What is being asked: List all the lines in these records that hold "which".

The input:
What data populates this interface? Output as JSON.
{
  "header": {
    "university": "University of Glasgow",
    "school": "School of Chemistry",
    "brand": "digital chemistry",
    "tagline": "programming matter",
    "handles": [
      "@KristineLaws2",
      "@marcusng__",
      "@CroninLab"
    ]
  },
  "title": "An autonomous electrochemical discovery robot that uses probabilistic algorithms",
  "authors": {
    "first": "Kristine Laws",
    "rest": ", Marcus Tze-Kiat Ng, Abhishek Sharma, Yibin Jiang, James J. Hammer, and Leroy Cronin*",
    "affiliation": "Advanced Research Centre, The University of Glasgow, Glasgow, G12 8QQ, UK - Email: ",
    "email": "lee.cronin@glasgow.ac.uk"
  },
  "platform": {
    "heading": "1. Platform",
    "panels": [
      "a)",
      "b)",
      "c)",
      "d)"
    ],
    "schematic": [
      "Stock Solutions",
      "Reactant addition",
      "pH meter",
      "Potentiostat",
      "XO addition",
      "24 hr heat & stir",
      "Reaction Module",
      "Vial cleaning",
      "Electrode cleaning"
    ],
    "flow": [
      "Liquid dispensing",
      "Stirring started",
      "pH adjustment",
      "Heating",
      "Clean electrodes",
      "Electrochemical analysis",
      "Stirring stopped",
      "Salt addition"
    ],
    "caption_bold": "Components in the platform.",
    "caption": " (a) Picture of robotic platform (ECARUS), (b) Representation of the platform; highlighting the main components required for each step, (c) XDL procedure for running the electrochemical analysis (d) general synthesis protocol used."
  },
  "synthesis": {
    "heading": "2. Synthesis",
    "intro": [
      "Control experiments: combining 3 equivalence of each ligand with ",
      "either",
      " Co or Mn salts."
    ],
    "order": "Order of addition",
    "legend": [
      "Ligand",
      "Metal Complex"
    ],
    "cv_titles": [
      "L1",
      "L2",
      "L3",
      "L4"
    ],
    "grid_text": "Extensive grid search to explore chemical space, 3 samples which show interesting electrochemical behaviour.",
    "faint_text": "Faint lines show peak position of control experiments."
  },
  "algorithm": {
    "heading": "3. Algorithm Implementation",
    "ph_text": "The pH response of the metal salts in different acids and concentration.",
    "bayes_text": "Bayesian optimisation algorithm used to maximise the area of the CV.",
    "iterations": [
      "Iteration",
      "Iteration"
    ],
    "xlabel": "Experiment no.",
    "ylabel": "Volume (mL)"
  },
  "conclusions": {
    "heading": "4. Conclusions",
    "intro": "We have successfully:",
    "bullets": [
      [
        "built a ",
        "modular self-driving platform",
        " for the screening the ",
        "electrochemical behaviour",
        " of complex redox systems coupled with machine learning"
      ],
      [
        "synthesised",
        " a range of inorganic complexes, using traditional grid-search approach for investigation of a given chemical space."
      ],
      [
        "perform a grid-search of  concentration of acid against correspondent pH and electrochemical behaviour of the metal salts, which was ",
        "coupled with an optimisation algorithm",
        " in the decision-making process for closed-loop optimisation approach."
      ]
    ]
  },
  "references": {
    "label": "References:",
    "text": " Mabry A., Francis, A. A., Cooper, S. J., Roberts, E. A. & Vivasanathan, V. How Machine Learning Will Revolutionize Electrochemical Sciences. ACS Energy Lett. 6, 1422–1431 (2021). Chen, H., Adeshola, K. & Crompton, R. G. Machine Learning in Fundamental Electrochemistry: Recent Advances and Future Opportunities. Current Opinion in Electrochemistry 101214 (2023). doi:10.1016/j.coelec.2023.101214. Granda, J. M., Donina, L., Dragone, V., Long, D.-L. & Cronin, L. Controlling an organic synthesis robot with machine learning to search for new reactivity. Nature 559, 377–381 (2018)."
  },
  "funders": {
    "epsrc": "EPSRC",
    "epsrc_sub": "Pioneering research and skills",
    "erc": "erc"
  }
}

Reply to the task:
    "grid_text": "Extensive grid search to explore chemical space, 3 samples which show interesting electrochemical behaviour.",
        "perform a grid-search of  concentration of acid against correspondent pH and electrochemical behaviour of the metal salts, which was ",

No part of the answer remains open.